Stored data
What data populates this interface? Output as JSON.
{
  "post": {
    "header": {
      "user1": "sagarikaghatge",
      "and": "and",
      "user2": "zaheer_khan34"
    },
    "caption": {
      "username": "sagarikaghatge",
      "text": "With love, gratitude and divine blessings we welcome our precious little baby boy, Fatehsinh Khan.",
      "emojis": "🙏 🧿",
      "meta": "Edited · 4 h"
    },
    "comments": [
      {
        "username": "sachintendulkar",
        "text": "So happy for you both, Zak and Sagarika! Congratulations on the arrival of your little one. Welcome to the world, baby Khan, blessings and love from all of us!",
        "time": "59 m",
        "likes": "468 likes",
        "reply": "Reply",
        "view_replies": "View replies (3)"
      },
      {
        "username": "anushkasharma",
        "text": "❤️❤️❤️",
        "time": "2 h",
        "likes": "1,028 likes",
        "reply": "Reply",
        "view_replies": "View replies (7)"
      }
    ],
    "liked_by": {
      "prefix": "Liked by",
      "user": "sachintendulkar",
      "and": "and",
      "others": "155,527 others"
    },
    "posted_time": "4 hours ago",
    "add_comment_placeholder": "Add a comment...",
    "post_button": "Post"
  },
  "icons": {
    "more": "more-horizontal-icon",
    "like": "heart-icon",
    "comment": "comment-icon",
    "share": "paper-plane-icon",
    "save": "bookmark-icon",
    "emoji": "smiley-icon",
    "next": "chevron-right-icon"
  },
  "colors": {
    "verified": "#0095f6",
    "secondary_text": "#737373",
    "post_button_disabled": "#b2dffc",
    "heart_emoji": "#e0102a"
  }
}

- _WRITTEN REQUEST_: Go through the entries above and pull out each line with "View" in it.

- _CORRECT RESPONSE_:
        "view_replies": "View replies (3)"
        "view_replies": "View replies (7)"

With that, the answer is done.